** Exercise instructions **
Search the records below for "Öppen" and copy every line it turns up in.

□ □ □ □ □ □ □

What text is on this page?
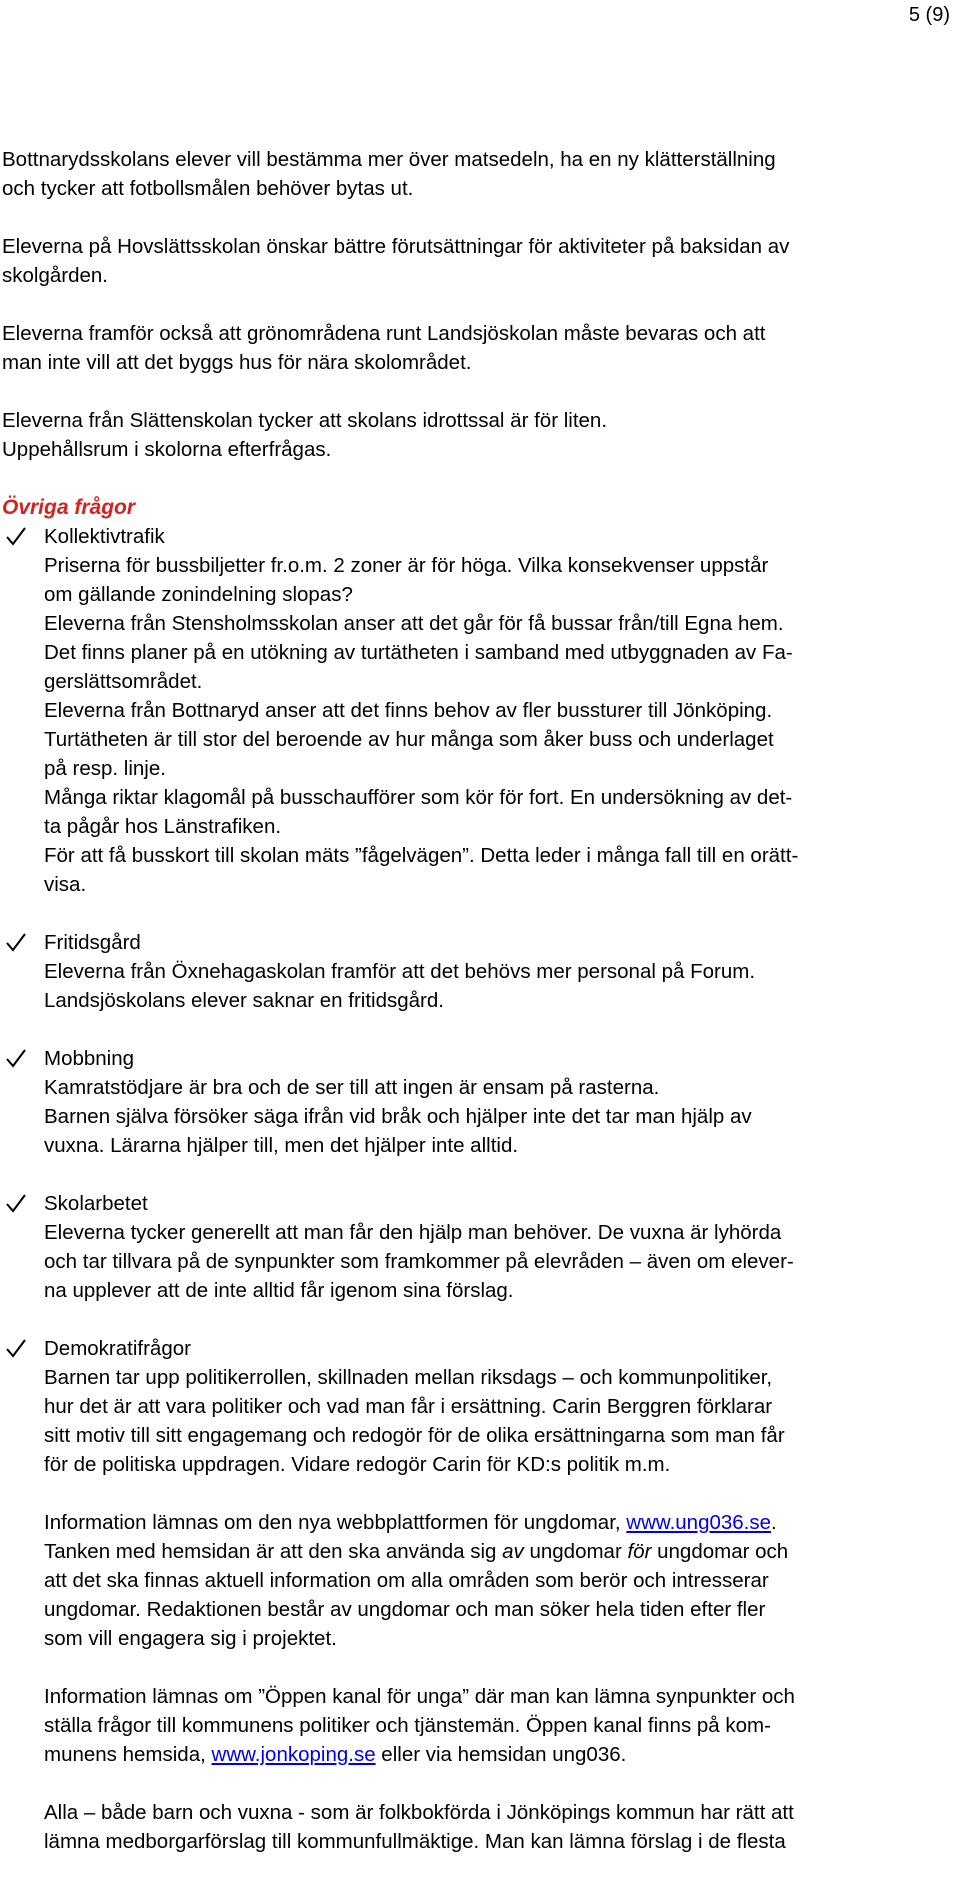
5 (9)

Bottnarydsskolans elever vill bestämma mer över matsedeln, ha en ny klätterställning
och tycker att fotbollsmålen behöver bytas ut.

Eleverna på Hovslättsskolan önskar bättre förutsättningar för aktiviteter på baksidan av
skolgården.

Eleverna framför också att grönområdena runt Landsjöskolan måste bevaras och att
man inte vill att det byggs hus för nära skolområdet.

Eleverna från Slättenskolan tycker att skolans idrottssal är för liten.
Uppehållsrum i skolorna efterfrågas.

Övriga frågor
Kollektivtrafik
Priserna för bussbiljetter fr.o.m. 2 zoner är för höga. Vilka konsekvenser uppstår
om gällande zonindelning slopas?
Eleverna från Stensholmsskolan anser att det går för få bussar från/till Egna hem.
Det finns planer på en utökning av turtätheten i samband med utbyggnaden av Fa-
gerslättsområdet.
Eleverna från Bottnaryd anser att det finns behov av fler bussturer till Jönköping.
Turtätheten är till stor del beroende av hur många som åker buss och underlaget
på resp. linje.
Många riktar klagomål på busschaufförer som kör för fort. En undersökning av det-
ta pågår hos Länstrafiken.
För att få busskort till skolan mäts ”fågelvägen”. Detta leder i många fall till en orätt-
visa.
Fritidsgård
Eleverna från Öxnehagaskolan framför att det behövs mer personal på Forum.
Landsjöskolans elever saknar en fritidsgård.
Mobbning
Kamratstödjare är bra och de ser till att ingen är ensam på rasterna.
Barnen själva försöker säga ifrån vid bråk och hjälper inte det tar man hjälp av
vuxna. Lärarna hjälper till, men det hjälper inte alltid.
Skolarbetet
Eleverna tycker generellt att man får den hjälp man behöver. De vuxna är lyhörda
och tar tillvara på de synpunkter som framkommer på elevråden – även om elever-
na upplever att de inte alltid får igenom sina förslag.
Demokratifrågor
Barnen tar upp politikerrollen, skillnaden mellan riksdags – och kommunpolitiker,
hur det är att vara politiker och vad man får i ersättning. Carin Berggren förklarar
sitt motiv till sitt engagemang och redogör för de olika ersättningarna som man får
för de politiska uppdragen. Vidare redogör Carin för KD:s politik m.m.
Information lämnas om den nya webbplattformen för ungdomar, www.ung036.se.
Tanken med hemsidan är att den ska använda sig av ungdomar för ungdomar och
att det ska finnas aktuell information om alla områden som berör och intresserar
ungdomar. Redaktionen består av ungdomar och man söker hela tiden efter fler
som vill engagera sig i projektet.
Information lämnas om ”Öppen kanal för unga” där man kan lämna synpunkter och
ställa frågor till kommunens politiker och tjänstemän. Öppen kanal finns på kom-
munens hemsida, www.jonkoping.se eller via hemsidan ung036.
Alla – både barn och vuxna - som är folkbokförda i Jönköpings kommun har rätt att
lämna medborgarförslag till kommunfullmäktige. Man kan lämna förslag i de flesta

□ □ □ □ □ □ □

** Response **
Information lämnas om ”Öppen kanal för unga” där man kan lämna synpunkter och
ställa frågor till kommunens politiker och tjänstemän. Öppen kanal finns på kom-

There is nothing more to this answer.